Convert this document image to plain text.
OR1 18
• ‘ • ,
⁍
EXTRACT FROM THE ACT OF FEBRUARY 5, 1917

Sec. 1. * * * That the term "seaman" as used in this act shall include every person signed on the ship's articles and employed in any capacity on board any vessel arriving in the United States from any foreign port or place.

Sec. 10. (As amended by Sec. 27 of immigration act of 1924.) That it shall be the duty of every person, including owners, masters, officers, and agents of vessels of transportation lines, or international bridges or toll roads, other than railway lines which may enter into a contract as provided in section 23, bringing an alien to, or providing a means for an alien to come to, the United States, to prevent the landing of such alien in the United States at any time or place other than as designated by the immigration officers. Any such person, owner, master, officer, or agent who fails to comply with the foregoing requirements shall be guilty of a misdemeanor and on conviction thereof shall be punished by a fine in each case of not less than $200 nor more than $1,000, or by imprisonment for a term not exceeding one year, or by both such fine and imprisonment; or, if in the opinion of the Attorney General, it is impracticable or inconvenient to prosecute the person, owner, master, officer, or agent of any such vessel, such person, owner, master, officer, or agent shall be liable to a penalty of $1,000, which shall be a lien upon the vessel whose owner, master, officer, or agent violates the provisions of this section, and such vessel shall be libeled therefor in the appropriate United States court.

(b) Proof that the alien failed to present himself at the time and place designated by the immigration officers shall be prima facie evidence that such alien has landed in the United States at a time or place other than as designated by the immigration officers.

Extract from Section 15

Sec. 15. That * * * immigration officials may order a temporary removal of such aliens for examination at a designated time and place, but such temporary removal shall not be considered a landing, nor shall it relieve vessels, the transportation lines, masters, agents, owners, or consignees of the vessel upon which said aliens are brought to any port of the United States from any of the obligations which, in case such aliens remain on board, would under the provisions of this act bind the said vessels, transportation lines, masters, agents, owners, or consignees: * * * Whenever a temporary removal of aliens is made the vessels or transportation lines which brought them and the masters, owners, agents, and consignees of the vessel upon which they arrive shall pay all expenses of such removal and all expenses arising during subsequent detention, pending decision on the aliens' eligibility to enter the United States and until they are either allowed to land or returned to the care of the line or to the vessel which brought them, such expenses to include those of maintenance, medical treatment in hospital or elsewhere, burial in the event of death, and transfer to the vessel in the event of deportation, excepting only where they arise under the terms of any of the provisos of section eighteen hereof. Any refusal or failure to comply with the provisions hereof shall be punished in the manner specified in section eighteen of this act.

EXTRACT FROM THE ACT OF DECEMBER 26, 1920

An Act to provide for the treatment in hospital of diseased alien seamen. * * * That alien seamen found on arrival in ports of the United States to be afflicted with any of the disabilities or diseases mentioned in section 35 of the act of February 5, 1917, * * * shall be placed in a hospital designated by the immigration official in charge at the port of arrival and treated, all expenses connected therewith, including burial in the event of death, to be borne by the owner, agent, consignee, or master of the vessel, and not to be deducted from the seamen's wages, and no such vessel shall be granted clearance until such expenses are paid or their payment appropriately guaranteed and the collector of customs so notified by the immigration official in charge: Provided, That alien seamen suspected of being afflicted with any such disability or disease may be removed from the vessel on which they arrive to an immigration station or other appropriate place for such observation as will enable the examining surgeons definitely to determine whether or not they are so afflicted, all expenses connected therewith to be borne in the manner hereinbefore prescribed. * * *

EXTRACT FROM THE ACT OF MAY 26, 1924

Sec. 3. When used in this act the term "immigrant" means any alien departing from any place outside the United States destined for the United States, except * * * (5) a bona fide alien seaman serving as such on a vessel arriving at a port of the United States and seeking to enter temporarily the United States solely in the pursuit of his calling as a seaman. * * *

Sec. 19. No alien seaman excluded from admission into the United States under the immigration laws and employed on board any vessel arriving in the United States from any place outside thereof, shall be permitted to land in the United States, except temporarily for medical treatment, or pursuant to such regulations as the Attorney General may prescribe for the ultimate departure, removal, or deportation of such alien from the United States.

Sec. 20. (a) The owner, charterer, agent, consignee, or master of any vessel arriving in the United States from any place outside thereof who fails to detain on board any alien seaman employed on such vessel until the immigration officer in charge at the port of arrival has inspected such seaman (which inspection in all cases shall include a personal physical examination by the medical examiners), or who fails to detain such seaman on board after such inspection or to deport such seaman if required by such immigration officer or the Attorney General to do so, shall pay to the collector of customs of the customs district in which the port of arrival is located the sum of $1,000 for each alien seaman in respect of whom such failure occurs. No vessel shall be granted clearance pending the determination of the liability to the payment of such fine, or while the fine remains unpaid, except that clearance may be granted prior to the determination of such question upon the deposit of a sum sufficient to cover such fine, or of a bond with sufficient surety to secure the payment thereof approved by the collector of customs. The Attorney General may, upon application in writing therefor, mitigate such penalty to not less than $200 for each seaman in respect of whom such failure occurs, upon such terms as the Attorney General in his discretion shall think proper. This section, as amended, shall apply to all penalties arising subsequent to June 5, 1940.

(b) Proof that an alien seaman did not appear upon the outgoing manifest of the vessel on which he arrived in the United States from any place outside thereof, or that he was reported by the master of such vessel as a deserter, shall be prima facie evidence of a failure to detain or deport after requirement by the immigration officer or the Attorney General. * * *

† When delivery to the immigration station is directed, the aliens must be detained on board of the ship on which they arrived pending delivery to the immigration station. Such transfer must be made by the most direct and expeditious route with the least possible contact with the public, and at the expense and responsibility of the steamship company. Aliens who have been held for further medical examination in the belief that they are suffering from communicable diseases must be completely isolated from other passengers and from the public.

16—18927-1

PROBLEM TO SOLVE: Retype all of the entries precisely as they are.

THE ANSWER:
Convert this document image to plain text.
OR1 18
• ‘ • ,
⁍
EXTRACT FROM THE ACT OF FEBRUARY 5, 1917

Sec. 1. * * * That the term "seaman" as used in this act shall include every person signed on the ship's articles and employed in any capacity on board any vessel arriving in the United States from any foreign port or place.

Sec. 10. (As amended by Sec. 27 of immigration act of 1924.) That it shall be the duty of every person, including owners, masters, officers, and agents of vessels of transportation lines, or international bridges or toll roads, other than railway lines which may enter into a contract as provided in section 23, bringing an alien to, or providing a means for an alien to come to, the United States, to prevent the landing of such alien in the United States at any time or place other than as designated by the immigration officers. Any such person, owner, master, officer, or agent who fails to comply with the foregoing requirements shall be guilty of a misdemeanor and on conviction thereof shall be punished by a fine in each case of not less than $200 nor more than $1,000, or by imprisonment for a term not exceeding one year, or by both such fine and imprisonment; or, if in the opinion of the Attorney General, it is impracticable or inconvenient to prosecute the person, owner, master, officer, or agent of any such vessel, such person, owner, master, officer, or agent shall be liable to a penalty of $1,000, which shall be a lien upon the vessel whose owner, master, officer, or agent violates the provisions of this section, and such vessel shall be libeled therefor in the appropriate United States court.

(b) Proof that the alien failed to present himself at the time and place designated by the immigration officers shall be prima facie evidence that such alien has landed in the United States at a time or place other than as designated by the immigration officers.

Extract from Section 15

Sec. 15. That * * * immigration officials may order a temporary removal of such aliens for examination at a designated time and place, but such temporary removal shall not be considered a landing, nor shall it relieve vessels, the transportation lines, masters, agents, owners, or consignees of the vessel upon which said aliens are brought to any port of the United States from any of the obligations which, in case such aliens remain on board, would under the provisions of this act bind the said vessels, transportation lines, masters, agents, owners, or consignees: * * * Whenever a temporary removal of aliens is made the vessels or transportation lines which brought them and the masters, owners, agents, and consignees of the vessel upon which they arrive shall pay all expenses of such removal and all expenses arising during subsequent detention, pending decision on the aliens' eligibility to enter the United States and until they are either allowed to land or returned to the care of the line or to the vessel which brought them, such expenses to include those of maintenance, medical treatment in hospital or elsewhere, burial in the event of death, and transfer to the vessel in the event of deportation, excepting only where they arise under the terms of any of the provisos of section eighteen hereof. Any refusal or failure to comply with the provisions hereof shall be punished in the manner specified in section eighteen of this act.

EXTRACT FROM THE ACT OF DECEMBER 26, 1920

An Act to provide for the treatment in hospital of diseased alien seamen. * * * That alien seamen found on arrival in ports of the United States to be afflicted with any of the disabilities or diseases mentioned in section 35 of the act of February 5, 1917, * * * shall be placed in a hospital designated by the immigration official in charge at the port of arrival and treated, all expenses connected therewith, including burial in the event of death, to be borne by the owner, agent, consignee, or master of the vessel, and not to be deducted from the seamen's wages, and no such vessel shall be granted clearance until such expenses are paid or their payment appropriately guaranteed and the collector of customs so notified by the immigration official in charge: Provided, That alien seamen suspected of being afflicted with any such disability or disease may be removed from the vessel on which they arrive to an immigration station or other appropriate place for such observation as will enable the examining surgeons definitely to determine whether or not they are so afflicted, all expenses connected therewith to be borne in the manner hereinbefore prescribed. * * *

EXTRACT FROM THE ACT OF MAY 26, 1924

Sec. 3. When used in this act the term "immigrant" means any alien departing from any place outside the United States destined for the United States, except * * * (5) a bona fide alien seaman serving as such on a vessel arriving at a port of the United States and seeking to enter temporarily the United States solely in the pursuit of his calling as a seaman. * * *

Sec. 19. No alien seaman excluded from admission into the United States under the immigration laws and employed on board any vessel arriving in the United States from any place outside thereof, shall be permitted to land in the United States, except temporarily for medical treatment, or pursuant to such regulations as the Attorney General may prescribe for the ultimate departure, removal, or deportation of such alien from the United States.

Sec. 20. (a) The owner, charterer, agent, consignee, or master of any vessel arriving in the United States from any place outside thereof who fails to detain on board any alien seaman employed on such vessel until the immigration officer in charge at the port of arrival has inspected such seaman (which inspection in all cases shall include a personal physical examination by the medical examiners), or who fails to detain such seaman on board after such inspection or to deport such seaman if required by such immigration officer or the Attorney General to do so, shall pay to the collector of customs of the customs district in which the port of arrival is located the sum of $1,000 for each alien seaman in respect of whom such failure occurs. No vessel shall be granted clearance pending the determination of the liability to the payment of such fine, or while the fine remains unpaid, except that clearance may be granted prior to the determination of such question upon the deposit of a sum sufficient to cover such fine, or of a bond with sufficient surety to secure the payment thereof approved by the collector of customs. The Attorney General may, upon application in writing therefor, mitigate such penalty to not less than $200 for each seaman in respect of whom such failure occurs, upon such terms as the Attorney General in his discretion shall think proper. This section, as amended, shall apply to all penalties arising subsequent to June 5, 1940.

(b) Proof that an alien seaman did not appear upon the outgoing manifest of the vessel on which he arrived in the United States from any place outside thereof, or that he was reported by the master of such vessel as a deserter, shall be prima facie evidence of a failure to detain or deport after requirement by the immigration officer or the Attorney General. * * *

† When delivery to the immigration station is directed, the aliens must be detained on board of the ship on which they arrived pending delivery to the immigration station. Such transfer must be made by the most direct and expeditious route with the least possible contact with the public, and at the expense and responsibility of the steamship company. Aliens who have been held for further medical examination in the belief that they are suffering from communicable diseases must be completely isolated from other passengers and from the public.

16—18927-1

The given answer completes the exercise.